# Task prompt
Write out all of the entries exactly as given.

Data listing:
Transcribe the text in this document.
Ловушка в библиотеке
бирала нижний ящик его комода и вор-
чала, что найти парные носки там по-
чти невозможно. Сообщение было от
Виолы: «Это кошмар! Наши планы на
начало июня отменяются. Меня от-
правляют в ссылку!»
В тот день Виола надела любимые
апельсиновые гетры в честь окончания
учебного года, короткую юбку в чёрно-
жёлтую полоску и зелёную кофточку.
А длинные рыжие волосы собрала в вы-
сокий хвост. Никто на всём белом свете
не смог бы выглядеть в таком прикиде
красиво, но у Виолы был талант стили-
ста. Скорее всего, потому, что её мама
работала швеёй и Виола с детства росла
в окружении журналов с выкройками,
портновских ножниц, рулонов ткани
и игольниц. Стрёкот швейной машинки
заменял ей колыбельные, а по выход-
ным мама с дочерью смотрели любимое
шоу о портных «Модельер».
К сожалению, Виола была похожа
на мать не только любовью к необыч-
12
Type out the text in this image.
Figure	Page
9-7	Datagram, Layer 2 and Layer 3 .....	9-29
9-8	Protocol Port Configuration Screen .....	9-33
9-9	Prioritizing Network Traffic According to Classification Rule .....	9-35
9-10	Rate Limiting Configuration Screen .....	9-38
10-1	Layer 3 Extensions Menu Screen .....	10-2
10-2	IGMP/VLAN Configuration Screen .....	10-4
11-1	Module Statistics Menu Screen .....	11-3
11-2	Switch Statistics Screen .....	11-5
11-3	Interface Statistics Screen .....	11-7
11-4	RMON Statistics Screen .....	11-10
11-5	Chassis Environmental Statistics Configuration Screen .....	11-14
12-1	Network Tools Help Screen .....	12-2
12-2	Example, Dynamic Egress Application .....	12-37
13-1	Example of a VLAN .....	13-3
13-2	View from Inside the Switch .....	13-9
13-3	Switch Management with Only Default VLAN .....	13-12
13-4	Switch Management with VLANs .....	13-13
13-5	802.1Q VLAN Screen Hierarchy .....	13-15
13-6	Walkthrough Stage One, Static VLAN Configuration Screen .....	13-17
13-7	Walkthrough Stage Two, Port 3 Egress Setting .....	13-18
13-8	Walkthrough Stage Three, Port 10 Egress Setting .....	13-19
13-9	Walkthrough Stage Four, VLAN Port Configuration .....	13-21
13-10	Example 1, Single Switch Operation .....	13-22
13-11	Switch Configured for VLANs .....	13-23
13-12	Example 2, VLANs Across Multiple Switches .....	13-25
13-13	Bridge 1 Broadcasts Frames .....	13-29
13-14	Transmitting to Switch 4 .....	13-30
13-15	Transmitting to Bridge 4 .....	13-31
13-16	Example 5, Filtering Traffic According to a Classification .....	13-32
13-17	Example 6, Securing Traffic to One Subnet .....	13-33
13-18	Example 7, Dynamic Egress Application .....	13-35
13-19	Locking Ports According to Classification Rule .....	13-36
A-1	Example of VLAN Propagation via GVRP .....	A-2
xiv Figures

# Response to this exercise
Transcribe the text in this document.
Ловушка в библиотеке
бирала нижний ящик его комода и вор-
чала, что найти парные носки там по-
чти невозможно. Сообщение было от
Виолы: «Это кошмар! Наши планы на
начало июня отменяются. Меня от-
правляют в ссылку!»
В тот день Виола надела любимые
апельсиновые гетры в честь окончания
учебного года, короткую юбку в чёрно-
жёлтую полоску и зелёную кофточку.
А длинные рыжие волосы собрала в вы-
сокий хвост. Никто на всём белом свете
не смог бы выглядеть в таком прикиде
красиво, но у Виолы был талант стили-
ста. Скорее всего, потому, что её мама
работала швеёй и Виола с детства росла
в окружении журналов с выкройками,
портновских ножниц, рулонов ткани
и игольниц. Стрёкот швейной машинки
заменял ей колыбельные, а по выход-
ным мама с дочерью смотрели любимое
шоу о портных «Модельер».
К сожалению, Виола была похожа
на мать не только любовью к необыч-
12
Type out the text in this image.
Figure	Page
9-7	Datagram, Layer 2 and Layer 3 .....	9-29
9-8	Protocol Port Configuration Screen .....	9-33
9-9	Prioritizing Network Traffic According to Classification Rule .....	9-35
9-10	Rate Limiting Configuration Screen .....	9-38
10-1	Layer 3 Extensions Menu Screen .....	10-2
10-2	IGMP/VLAN Configuration Screen .....	10-4
11-1	Module Statistics Menu Screen .....	11-3
11-2	Switch Statistics Screen .....	11-5
11-3	Interface Statistics Screen .....	11-7
11-4	RMON Statistics Screen .....	11-10
11-5	Chassis Environmental Statistics Configuration Screen .....	11-14
12-1	Network Tools Help Screen .....	12-2
12-2	Example, Dynamic Egress Application .....	12-37
13-1	Example of a VLAN .....	13-3
13-2	View from Inside the Switch .....	13-9
13-3	Switch Management with Only Default VLAN .....	13-12
13-4	Switch Management with VLANs .....	13-13
13-5	802.1Q VLAN Screen Hierarchy .....	13-15
13-6	Walkthrough Stage One, Static VLAN Configuration Screen .....	13-17
13-7	Walkthrough Stage Two, Port 3 Egress Setting .....	13-18
13-8	Walkthrough Stage Three, Port 10 Egress Setting .....	13-19
13-9	Walkthrough Stage Four, VLAN Port Configuration .....	13-21
13-10	Example 1, Single Switch Operation .....	13-22
13-11	Switch Configured for VLANs .....	13-23
13-12	Example 2, VLANs Across Multiple Switches .....	13-25
13-13	Bridge 1 Broadcasts Frames .....	13-29
13-14	Transmitting to Switch 4 .....	13-30
13-15	Transmitting to Bridge 4 .....	13-31
13-16	Example 5, Filtering Traffic According to a Classification .....	13-32
13-17	Example 6, Securing Traffic to One Subnet .....	13-33
13-18	Example 7, Dynamic Egress Application .....	13-35
13-19	Locking Ports According to Classification Rule .....	13-36
A-1	Example of VLAN Propagation via GVRP .....	A-2
xiv Figures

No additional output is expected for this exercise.